--- start ---

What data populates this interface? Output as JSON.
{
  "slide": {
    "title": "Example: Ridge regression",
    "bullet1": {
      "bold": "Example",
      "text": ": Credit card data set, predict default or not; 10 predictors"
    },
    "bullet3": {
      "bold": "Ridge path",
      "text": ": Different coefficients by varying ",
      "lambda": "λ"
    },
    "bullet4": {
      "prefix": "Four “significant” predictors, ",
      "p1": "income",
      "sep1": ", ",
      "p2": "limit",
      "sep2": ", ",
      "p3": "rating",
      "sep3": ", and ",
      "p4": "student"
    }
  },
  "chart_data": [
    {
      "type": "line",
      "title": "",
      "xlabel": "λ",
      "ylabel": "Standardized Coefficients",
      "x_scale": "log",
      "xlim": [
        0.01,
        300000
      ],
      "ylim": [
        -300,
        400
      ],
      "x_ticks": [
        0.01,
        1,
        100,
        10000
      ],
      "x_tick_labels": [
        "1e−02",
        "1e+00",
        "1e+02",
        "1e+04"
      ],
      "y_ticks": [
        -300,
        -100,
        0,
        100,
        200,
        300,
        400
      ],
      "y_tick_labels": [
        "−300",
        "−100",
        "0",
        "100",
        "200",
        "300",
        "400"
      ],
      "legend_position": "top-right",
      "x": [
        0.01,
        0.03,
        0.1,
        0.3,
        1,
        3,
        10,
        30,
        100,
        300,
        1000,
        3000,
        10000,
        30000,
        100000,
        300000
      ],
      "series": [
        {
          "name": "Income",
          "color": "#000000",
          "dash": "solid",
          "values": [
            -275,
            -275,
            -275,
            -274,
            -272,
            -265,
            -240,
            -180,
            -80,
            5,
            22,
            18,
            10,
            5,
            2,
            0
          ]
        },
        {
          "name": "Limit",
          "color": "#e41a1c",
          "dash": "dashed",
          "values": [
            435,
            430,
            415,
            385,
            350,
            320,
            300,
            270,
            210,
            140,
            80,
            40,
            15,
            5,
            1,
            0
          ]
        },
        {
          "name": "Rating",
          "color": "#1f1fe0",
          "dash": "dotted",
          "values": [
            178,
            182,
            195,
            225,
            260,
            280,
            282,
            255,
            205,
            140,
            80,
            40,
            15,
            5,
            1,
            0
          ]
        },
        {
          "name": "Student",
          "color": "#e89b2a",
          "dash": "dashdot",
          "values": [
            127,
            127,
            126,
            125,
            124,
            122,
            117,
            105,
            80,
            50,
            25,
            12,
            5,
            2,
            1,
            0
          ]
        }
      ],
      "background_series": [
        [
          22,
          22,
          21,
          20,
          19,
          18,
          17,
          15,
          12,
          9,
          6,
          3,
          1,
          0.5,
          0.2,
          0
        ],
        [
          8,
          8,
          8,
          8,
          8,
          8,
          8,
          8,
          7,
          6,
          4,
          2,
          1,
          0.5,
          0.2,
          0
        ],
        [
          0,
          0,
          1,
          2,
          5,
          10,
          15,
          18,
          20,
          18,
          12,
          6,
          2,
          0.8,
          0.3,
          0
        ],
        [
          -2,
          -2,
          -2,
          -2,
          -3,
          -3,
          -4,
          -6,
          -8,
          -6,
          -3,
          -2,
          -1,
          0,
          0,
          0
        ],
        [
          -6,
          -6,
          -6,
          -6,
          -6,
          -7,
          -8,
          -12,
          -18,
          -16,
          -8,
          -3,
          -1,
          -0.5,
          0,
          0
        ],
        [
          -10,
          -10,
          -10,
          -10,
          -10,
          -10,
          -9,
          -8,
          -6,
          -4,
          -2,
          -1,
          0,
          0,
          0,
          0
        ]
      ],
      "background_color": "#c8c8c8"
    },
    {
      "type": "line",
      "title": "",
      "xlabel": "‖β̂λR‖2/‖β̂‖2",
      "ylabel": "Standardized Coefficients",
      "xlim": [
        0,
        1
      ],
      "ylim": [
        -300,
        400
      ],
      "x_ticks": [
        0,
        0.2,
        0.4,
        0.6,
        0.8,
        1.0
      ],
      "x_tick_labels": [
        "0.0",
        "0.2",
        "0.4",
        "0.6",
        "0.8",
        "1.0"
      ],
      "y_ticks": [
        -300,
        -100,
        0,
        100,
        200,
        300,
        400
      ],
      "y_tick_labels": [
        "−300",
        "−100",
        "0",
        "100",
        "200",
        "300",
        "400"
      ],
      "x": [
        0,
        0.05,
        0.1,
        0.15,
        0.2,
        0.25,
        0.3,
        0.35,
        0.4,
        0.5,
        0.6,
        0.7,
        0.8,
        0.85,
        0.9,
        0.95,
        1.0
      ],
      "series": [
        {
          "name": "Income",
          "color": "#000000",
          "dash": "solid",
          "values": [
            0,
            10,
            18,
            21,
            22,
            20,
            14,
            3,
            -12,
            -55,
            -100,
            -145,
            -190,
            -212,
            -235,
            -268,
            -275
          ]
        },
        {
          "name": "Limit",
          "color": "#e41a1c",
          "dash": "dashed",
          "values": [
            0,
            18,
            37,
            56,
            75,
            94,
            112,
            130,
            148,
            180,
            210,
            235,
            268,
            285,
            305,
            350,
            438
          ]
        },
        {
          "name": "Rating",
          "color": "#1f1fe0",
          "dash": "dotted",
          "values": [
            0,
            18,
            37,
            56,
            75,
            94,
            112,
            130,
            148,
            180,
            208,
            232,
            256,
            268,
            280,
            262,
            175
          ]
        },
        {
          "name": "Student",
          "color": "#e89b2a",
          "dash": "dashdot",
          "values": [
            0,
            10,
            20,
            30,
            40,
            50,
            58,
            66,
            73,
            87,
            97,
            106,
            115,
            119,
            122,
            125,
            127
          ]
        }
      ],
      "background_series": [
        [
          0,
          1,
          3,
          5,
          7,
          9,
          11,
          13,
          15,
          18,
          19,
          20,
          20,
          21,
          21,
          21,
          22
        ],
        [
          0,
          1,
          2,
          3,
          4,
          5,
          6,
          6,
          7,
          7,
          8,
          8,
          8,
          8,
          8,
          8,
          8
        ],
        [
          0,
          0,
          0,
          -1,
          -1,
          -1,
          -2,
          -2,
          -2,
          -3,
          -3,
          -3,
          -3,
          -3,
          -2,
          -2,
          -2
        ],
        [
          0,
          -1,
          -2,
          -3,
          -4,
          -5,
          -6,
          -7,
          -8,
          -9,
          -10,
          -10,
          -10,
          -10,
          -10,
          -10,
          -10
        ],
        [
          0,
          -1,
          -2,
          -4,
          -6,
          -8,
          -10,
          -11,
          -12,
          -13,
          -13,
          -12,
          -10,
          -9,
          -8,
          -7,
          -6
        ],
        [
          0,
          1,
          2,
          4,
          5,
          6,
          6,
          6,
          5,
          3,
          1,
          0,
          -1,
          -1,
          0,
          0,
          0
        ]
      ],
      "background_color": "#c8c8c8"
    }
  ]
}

--- end ---

Problem statement: Write the complete data out, exactly as above.

Task result:
What data populates this interface? Output as JSON.
{
  "slide": {
    "title": "Example: Ridge regression",
    "bullet1": {
      "bold": "Example",
      "text": ": Credit card data set, predict default or not; 10 predictors"
    },
    "bullet3": {
      "bold": "Ridge path",
      "text": ": Different coefficients by varying ",
      "lambda": "λ"
    },
    "bullet4": {
      "prefix": "Four “significant” predictors, ",
      "p1": "income",
      "sep1": ", ",
      "p2": "limit",
      "sep2": ", ",
      "p3": "rating",
      "sep3": ", and ",
      "p4": "student"
    }
  },
  "chart_data": [
    {
      "type": "line",
      "title": "",
      "xlabel": "λ",
      "ylabel": "Standardized Coefficients",
      "x_scale": "log",
      "xlim": [
        0.01,
        300000
      ],
      "ylim": [
        -300,
        400
      ],
      "x_ticks": [
        0.01,
        1,
        100,
        10000
      ],
      "x_tick_labels": [
        "1e−02",
        "1e+00",
        "1e+02",
        "1e+04"
      ],
      "y_ticks": [
        -300,
        -100,
        0,
        100,
        200,
        300,
        400
      ],
      "y_tick_labels": [
        "−300",
        "−100",
        "0",
        "100",
        "200",
        "300",
        "400"
      ],
      "legend_position": "top-right",
      "x": [
        0.01,
        0.03,
        0.1,
        0.3,
        1,
        3,
        10,
        30,
        100,
        300,
        1000,
        3000,
        10000,
        30000,
        100000,
        300000
      ],
      "series": [
        {
          "name": "Income",
          "color": "#000000",
          "dash": "solid",
          "values": [
            -275,
            -275,
            -275,
            -274,
            -272,
            -265,
            -240,
            -180,
            -80,
            5,
            22,
            18,
            10,
            5,
            2,
            0
          ]
        },
        {
          "name": "Limit",
          "color": "#e41a1c",
          "dash": "dashed",
          "values": [
            435,
            430,
            415,
            385,
            350,
            320,
            300,
            270,
            210,
            140,
            80,
            40,
            15,
            5,
            1,
            0
          ]
        },
        {
          "name": "Rating",
          "color": "#1f1fe0",
          "dash": "dotted",
          "values": [
            178,
            182,
            195,
            225,
            260,
            280,
            282,
            255,
            205,
            140,
            80,
            40,
            15,
            5,
            1,
            0
          ]
        },
        {
          "name": "Student",
          "color": "#e89b2a",
          "dash": "dashdot",
          "values": [
            127,
            127,
            126,
            125,
            124,
            122,
            117,
            105,
            80,
            50,
            25,
            12,
            5,
            2,
            1,
            0
          ]
        }
      ],
      "background_series": [
        [
          22,
          22,
          21,
          20,
          19,
          18,
          17,
          15,
          12,
          9,
          6,
          3,
          1,
          0.5,
          0.2,
          0
        ],
        [
          8,
          8,
          8,
          8,
          8,
          8,
          8,
          8,
          7,
          6,
          4,
          2,
          1,
          0.5,
          0.2,
          0
        ],
        [
          0,
          0,
          1,
          2,
          5,
          10,
          15,
          18,
          20,
          18,
          12,
          6,
          2,
          0.8,
          0.3,
          0
        ],
        [
          -2,
          -2,
          -2,
          -2,
          -3,
          -3,
          -4,
          -6,
          -8,
          -6,
          -3,
          -2,
          -1,
          0,
          0,
          0
        ],
        [
          -6,
          -6,
          -6,
          -6,
          -6,
          -7,
          -8,
          -12,
          -18,
          -16,
          -8,
          -3,
          -1,
          -0.5,
          0,
          0
        ],
        [
          -10,
          -10,
          -10,
          -10,
          -10,
          -10,
          -9,
          -8,
          -6,
          -4,
          -2,
          -1,
          0,
          0,
          0,
          0
        ]
      ],
      "background_color": "#c8c8c8"
    },
    {
      "type": "line",
      "title": "",
      "xlabel": "‖β̂λR‖2/‖β̂‖2",
      "ylabel": "Standardized Coefficients",
      "xlim": [
        0,
        1
      ],
      "ylim": [
        -300,
        400
      ],
      "x_ticks": [
        0,
        0.2,
        0.4,
        0.6,
        0.8,
        1.0
      ],
      "x_tick_labels": [
        "0.0",
        "0.2",
        "0.4",
        "0.6",
        "0.8",
        "1.0"
      ],
      "y_ticks": [
        -300,
        -100,
        0,
        100,
        200,
        300,
        400
      ],
      "y_tick_labels": [
        "−300",
        "−100",
        "0",
        "100",
        "200",
        "300",
        "400"
      ],
      "x": [
        0,
        0.05,
        0.1,
        0.15,
        0.2,
        0.25,
        0.3,
        0.35,
        0.4,
        0.5,
        0.6,
        0.7,
        0.8,
        0.85,
        0.9,
        0.95,
        1.0
      ],
      "series": [
        {
          "name": "Income",
          "color": "#000000",
          "dash": "solid",
          "values": [
            0,
            10,
            18,
            21,
            22,
            20,
            14,
            3,
            -12,
            -55,
            -100,
            -145,
            -190,
            -212,
            -235,
            -268,
            -275
          ]
        },
        {
          "name": "Limit",
          "color": "#e41a1c",
          "dash": "dashed",
          "values": [
            0,
            18,
            37,
            56,
            75,
            94,
            112,
            130,
            148,
            180,
            210,
            235,
            268,
            285,
            305,
            350,
            438
          ]
        },
        {
          "name": "Rating",
          "color": "#1f1fe0",
          "dash": "dotted",
          "values": [
            0,
            18,
            37,
            56,
            75,
            94,
            112,
            130,
            148,
            180,
            208,
            232,
            256,
            268,
            280,
            262,
            175
          ]
        },
        {
          "name": "Student",
          "color": "#e89b2a",
          "dash": "dashdot",
          "values": [
            0,
            10,
            20,
            30,
            40,
            50,
            58,
            66,
            73,
            87,
            97,
            106,
            115,
            119,
            122,
            125,
            127
          ]
        }
      ],
      "background_series": [
        [
          0,
          1,
          3,
          5,
          7,
          9,
          11,
          13,
          15,
          18,
          19,
          20,
          20,
          21,
          21,
          21,
          22
        ],
        [
          0,
          1,
          2,
          3,
          4,
          5,
          6,
          6,
          7,
          7,
          8,
          8,
          8,
          8,
          8,
          8,
          8
        ],
        [
          0,
          0,
          0,
          -1,
          -1,
          -1,
          -2,
          -2,
          -2,
          -3,
          -3,
          -3,
          -3,
          -3,
          -2,
          -2,
          -2
        ],
        [
          0,
          -1,
          -2,
          -3,
          -4,
          -5,
          -6,
          -7,
          -8,
          -9,
          -10,
          -10,
          -10,
          -10,
          -10,
          -10,
          -10
        ],
        [
          0,
          -1,
          -2,
          -4,
          -6,
          -8,
          -10,
          -11,
          -12,
          -13,
          -13,
          -12,
          -10,
          -9,
          -8,
          -7,
          -6
        ],
        [
          0,
          1,
          2,
          4,
          5,
          6,
          6,
          6,
          5,
          3,
          1,
          0,
          -1,
          -1,
          0,
          0,
          0
        ]
      ],
      "background_color": "#c8c8c8"
    }
  ]
}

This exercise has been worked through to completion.